## Task instructions
All of the material below is to be restated word for word, apart from the pictures.

## Input for this task
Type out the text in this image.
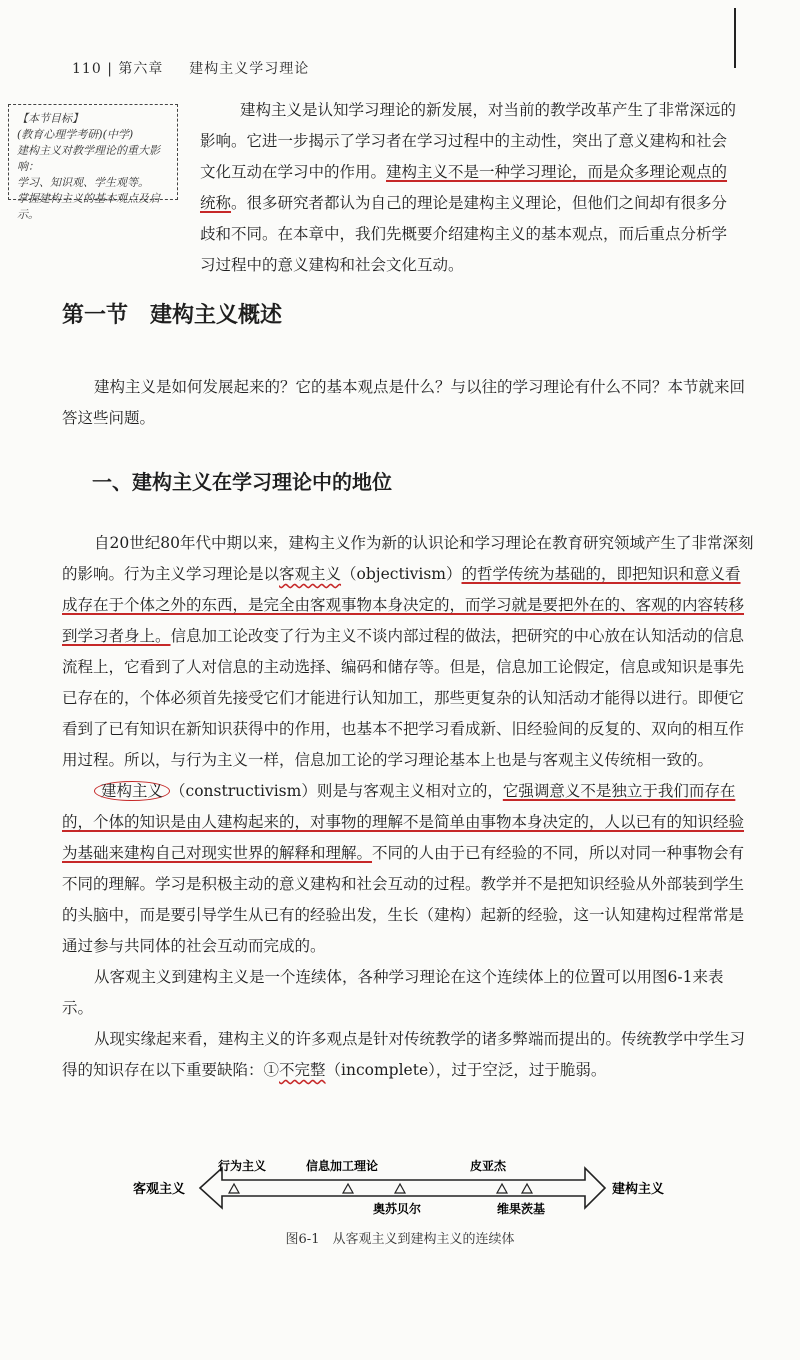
110 | 第六章 　 建构主义学习理论
【本节目标】
(教育心理学考研)(中学)
建构主义对教学理论的重大影响：
学习、知识观、学生观等。
掌握建构主义的基本观点及启示。
建构主义是认知学习理论的新发展，对当前的教学改革产生了非常深远的影响。它进一步揭示了学习者在学习过程中的主动性，突出了意义建构和社会文化互动在学习中的作用。建构主义不是一种学习理论，而是众多理论观点的统称。很多研究者都认为自己的理论是建构主义理论，但他们之间却有很多分歧和不同。在本章中，我们先概要介绍建构主义的基本观点，而后重点分析学习过程中的意义建构和社会文化互动。
第一节　建构主义概述

建构主义是如何发展起来的？它的基本观点是什么？与以往的学习理论有什么不同？本节就来回答这些问题。

一、建构主义在学习理论中的地位

自20世纪80年代中期以来，建构主义作为新的认识论和学习理论在教育研究领域产生了非常深刻的影响。行为主义学习理论是以客观主义（objectivism）的哲学传统为基础的，即把知识和意义看成存在于个体之外的东西，是完全由客观事物本身决定的，而学习就是要把外在的、客观的内容转移到学习者身上。信息加工论改变了行为主义不谈内部过程的做法，把研究的中心放在认知活动的信息流程上，它看到了人对信息的主动选择、编码和储存等。但是，信息加工论假定，信息或知识是事先已存在的，个体必须首先接受它们才能进行认知加工，那些更复杂的认知活动才能得以进行。即便它看到了已有知识在新知识获得中的作用，也基本不把学习看成新、旧经验间的反复的、双向的相互作用过程。所以，与行为主义一样，信息加工论的学习理论基本上也是与客观主义传统相一致的。

建构主义 （constructivism）则是与客观主义相对立的，它强调意义不是独立于我们而存在的，个体的知识是由人建构起来的，对事物的理解不是简单由事物本身决定的，人以已有的知识经验为基础来建构自己对现实世界的解释和理解。不同的人由于已有经验的不同，所以对同一种事物会有不同的理解。学习是积极主动的意义建构和社会互动的过程。教学并不是把知识经验从外部装到学生的头脑中，而是要引导学生从已有的经验出发，生长（建构）起新的经验，这一认知建构过程常常是通过参与共同体的社会互动而完成的。

从客观主义到建构主义是一个连续体，各种学习理论在这个连续体上的位置可以用图6-1来表示。

从现实缘起来看，建构主义的许多观点是针对传统教学的诸多弊端而提出的。传统教学中学生习得的知识存在以下重要缺陷：①不完整（incomplete），过于空泛，过于脆弱。

客观主义	建构主义
行为主义	信息加工理论
奥苏贝尔
皮亚杰
维果茨基
图6-1　从客观主义到建构主义的连续体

## Finished answer
Type out the text in this image.
110 | 第六章 　 建构主义学习理论
【本节目标】
(教育心理学考研)(中学)
建构主义对教学理论的重大影响：
学习、知识观、学生观等。
掌握建构主义的基本观点及启示。
建构主义是认知学习理论的新发展，对当前的教学改革产生了非常深远的影响。它进一步揭示了学习者在学习过程中的主动性，突出了意义建构和社会文化互动在学习中的作用。建构主义不是一种学习理论，而是众多理论观点的统称。很多研究者都认为自己的理论是建构主义理论，但他们之间却有很多分歧和不同。在本章中，我们先概要介绍建构主义的基本观点，而后重点分析学习过程中的意义建构和社会文化互动。
第一节　建构主义概述

建构主义是如何发展起来的？它的基本观点是什么？与以往的学习理论有什么不同？本节就来回答这些问题。

一、建构主义在学习理论中的地位

自20世纪80年代中期以来，建构主义作为新的认识论和学习理论在教育研究领域产生了非常深刻的影响。行为主义学习理论是以客观主义（objectivism）的哲学传统为基础的，即把知识和意义看成存在于个体之外的东西，是完全由客观事物本身决定的，而学习就是要把外在的、客观的内容转移到学习者身上。信息加工论改变了行为主义不谈内部过程的做法，把研究的中心放在认知活动的信息流程上，它看到了人对信息的主动选择、编码和储存等。但是，信息加工论假定，信息或知识是事先已存在的，个体必须首先接受它们才能进行认知加工，那些更复杂的认知活动才能得以进行。即便它看到了已有知识在新知识获得中的作用，也基本不把学习看成新、旧经验间的反复的、双向的相互作用过程。所以，与行为主义一样，信息加工论的学习理论基本上也是与客观主义传统相一致的。

建构主义 （constructivism）则是与客观主义相对立的，它强调意义不是独立于我们而存在的，个体的知识是由人建构起来的，对事物的理解不是简单由事物本身决定的，人以已有的知识经验为基础来建构自己对现实世界的解释和理解。不同的人由于已有经验的不同，所以对同一种事物会有不同的理解。学习是积极主动的意义建构和社会互动的过程。教学并不是把知识经验从外部装到学生的头脑中，而是要引导学生从已有的经验出发，生长（建构）起新的经验，这一认知建构过程常常是通过参与共同体的社会互动而完成的。

从客观主义到建构主义是一个连续体，各种学习理论在这个连续体上的位置可以用图6-1来表示。

从现实缘起来看，建构主义的许多观点是针对传统教学的诸多弊端而提出的。传统教学中学生习得的知识存在以下重要缺陷：①不完整（incomplete），过于空泛，过于脆弱。

客观主义	建构主义
行为主义	信息加工理论
奥苏贝尔
皮亚杰
维果茨基
图6-1　从客观主义到建构主义的连续体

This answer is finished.